Stated task = Find every line in the records below that holds the word "Predicted", and copy each one.

****

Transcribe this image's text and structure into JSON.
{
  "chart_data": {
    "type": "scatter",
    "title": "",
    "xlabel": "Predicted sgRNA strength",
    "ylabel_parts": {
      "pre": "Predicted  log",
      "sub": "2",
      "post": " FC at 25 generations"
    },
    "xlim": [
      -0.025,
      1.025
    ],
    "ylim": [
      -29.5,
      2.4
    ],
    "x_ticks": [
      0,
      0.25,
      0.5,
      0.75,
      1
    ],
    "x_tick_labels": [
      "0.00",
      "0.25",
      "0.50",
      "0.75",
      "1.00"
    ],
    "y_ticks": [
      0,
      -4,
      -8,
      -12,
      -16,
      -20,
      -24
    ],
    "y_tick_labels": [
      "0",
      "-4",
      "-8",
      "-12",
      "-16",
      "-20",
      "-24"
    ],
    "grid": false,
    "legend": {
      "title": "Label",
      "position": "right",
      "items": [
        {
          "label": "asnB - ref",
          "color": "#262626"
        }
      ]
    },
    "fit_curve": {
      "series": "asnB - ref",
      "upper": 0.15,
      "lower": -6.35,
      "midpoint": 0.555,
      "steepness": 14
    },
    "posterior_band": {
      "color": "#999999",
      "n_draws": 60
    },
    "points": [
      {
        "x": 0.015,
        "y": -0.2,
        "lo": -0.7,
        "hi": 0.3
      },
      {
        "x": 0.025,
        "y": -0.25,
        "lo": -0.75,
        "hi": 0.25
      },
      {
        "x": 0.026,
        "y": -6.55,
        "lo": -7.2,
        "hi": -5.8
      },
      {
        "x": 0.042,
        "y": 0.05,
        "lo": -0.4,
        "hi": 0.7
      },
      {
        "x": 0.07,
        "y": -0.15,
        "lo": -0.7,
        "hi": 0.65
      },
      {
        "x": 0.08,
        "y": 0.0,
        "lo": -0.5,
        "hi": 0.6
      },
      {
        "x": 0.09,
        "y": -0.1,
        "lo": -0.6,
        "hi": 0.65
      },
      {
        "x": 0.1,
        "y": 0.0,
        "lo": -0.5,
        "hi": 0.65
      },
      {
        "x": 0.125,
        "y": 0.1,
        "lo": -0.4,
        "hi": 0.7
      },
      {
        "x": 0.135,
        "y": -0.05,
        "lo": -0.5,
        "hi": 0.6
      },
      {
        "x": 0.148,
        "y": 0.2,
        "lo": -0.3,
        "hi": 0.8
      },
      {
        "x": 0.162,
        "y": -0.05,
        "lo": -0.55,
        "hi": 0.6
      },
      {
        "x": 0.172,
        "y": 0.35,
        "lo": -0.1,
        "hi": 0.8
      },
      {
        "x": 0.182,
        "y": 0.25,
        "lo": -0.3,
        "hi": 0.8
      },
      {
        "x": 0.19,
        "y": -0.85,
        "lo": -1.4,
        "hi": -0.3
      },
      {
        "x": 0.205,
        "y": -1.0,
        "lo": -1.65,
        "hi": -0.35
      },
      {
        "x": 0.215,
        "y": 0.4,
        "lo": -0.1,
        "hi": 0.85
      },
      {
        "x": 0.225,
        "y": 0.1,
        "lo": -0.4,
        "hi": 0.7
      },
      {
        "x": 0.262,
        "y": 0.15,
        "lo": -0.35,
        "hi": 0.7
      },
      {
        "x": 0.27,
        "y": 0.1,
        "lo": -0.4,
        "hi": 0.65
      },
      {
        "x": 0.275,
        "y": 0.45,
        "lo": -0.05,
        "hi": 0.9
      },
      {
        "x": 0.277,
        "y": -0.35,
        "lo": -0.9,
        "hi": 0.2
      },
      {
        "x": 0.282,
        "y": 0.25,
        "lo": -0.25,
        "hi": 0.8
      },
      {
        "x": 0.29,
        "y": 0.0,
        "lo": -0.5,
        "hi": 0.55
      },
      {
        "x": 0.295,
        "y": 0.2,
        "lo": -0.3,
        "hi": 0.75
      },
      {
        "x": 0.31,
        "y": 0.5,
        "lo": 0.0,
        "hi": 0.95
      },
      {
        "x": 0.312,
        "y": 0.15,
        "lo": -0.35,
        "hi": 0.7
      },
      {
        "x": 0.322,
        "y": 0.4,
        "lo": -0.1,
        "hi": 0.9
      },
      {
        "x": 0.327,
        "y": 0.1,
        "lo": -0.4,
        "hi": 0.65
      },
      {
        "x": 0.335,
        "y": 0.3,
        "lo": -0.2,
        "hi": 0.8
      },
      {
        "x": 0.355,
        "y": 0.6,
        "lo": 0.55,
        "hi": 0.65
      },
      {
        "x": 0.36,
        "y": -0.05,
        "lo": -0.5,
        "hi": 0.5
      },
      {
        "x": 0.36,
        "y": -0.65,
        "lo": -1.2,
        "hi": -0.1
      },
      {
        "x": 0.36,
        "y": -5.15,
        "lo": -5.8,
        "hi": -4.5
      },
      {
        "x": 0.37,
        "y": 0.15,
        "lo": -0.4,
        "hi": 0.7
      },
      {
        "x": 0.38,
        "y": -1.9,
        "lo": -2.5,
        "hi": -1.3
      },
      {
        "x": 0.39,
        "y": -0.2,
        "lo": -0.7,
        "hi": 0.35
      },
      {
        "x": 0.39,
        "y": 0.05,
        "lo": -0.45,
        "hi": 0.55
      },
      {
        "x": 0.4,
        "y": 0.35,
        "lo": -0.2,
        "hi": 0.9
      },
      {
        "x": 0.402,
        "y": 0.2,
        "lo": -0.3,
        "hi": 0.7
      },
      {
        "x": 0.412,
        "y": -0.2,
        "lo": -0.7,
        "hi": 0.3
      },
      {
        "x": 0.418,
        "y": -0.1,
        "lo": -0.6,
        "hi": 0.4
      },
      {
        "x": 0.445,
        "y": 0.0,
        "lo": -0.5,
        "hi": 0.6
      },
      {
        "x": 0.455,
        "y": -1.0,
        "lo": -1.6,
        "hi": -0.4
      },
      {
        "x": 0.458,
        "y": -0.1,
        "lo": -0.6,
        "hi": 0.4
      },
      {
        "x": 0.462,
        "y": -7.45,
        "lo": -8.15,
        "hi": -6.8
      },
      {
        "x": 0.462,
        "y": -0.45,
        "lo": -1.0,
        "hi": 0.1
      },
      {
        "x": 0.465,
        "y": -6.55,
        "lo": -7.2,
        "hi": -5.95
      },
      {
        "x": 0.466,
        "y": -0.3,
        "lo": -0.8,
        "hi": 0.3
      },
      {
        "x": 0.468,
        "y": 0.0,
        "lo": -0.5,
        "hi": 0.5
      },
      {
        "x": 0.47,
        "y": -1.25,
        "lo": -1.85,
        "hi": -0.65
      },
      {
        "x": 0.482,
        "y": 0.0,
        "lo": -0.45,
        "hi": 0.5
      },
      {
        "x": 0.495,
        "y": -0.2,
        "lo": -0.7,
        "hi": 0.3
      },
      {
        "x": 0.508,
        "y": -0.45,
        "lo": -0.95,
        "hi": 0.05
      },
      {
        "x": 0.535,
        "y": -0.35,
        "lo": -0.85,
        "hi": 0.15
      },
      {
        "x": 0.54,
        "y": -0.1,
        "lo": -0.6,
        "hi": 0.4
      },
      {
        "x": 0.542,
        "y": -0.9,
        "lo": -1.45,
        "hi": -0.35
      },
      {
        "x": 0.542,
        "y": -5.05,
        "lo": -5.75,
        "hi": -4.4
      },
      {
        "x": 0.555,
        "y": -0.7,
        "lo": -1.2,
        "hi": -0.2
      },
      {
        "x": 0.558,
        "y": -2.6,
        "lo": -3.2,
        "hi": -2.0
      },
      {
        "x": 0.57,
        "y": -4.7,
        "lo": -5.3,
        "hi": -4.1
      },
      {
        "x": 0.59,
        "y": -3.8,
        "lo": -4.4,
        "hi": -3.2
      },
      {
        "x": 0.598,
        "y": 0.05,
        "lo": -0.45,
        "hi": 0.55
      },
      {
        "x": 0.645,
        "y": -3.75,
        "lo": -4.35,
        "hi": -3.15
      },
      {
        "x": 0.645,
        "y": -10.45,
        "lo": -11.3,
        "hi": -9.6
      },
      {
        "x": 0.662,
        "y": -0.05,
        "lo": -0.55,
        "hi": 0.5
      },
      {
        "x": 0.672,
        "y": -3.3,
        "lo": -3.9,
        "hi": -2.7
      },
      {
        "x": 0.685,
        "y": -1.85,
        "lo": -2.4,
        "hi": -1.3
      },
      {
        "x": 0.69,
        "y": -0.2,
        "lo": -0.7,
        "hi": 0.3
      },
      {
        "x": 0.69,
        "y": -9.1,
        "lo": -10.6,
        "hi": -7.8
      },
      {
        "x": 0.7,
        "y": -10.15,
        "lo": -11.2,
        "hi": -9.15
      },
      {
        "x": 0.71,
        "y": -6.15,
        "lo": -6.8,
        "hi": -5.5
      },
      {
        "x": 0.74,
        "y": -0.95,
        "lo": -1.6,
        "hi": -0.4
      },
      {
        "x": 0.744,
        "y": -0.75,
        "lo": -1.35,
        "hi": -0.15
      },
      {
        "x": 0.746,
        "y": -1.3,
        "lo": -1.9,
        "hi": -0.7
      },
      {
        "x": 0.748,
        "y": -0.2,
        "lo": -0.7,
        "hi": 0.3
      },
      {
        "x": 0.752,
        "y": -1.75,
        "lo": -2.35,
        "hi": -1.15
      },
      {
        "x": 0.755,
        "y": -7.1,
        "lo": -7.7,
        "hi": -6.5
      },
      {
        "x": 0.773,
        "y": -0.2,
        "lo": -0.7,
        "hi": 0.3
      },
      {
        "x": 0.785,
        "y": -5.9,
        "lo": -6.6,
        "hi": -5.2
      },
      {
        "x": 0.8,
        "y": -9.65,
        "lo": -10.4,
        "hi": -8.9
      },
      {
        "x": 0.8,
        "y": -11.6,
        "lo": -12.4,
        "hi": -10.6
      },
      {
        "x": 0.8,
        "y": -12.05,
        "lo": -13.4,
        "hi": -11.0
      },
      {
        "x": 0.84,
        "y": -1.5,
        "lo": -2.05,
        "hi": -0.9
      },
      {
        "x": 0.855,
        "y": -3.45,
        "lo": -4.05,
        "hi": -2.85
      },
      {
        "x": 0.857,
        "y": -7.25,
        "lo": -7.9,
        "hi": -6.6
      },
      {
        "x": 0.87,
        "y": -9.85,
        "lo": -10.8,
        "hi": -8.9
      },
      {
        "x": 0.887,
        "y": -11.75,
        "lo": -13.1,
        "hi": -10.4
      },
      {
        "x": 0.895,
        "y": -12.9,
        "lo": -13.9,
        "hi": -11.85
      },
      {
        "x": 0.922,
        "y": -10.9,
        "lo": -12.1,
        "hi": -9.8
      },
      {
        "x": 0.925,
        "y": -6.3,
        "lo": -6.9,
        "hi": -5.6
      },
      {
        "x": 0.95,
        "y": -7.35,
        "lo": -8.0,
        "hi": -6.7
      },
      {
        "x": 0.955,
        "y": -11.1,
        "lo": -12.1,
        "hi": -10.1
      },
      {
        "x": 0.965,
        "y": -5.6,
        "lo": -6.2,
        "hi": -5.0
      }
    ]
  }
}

****

Reply =
    "xlabel": "Predicted sgRNA strength",
      "pre": "Predicted  log",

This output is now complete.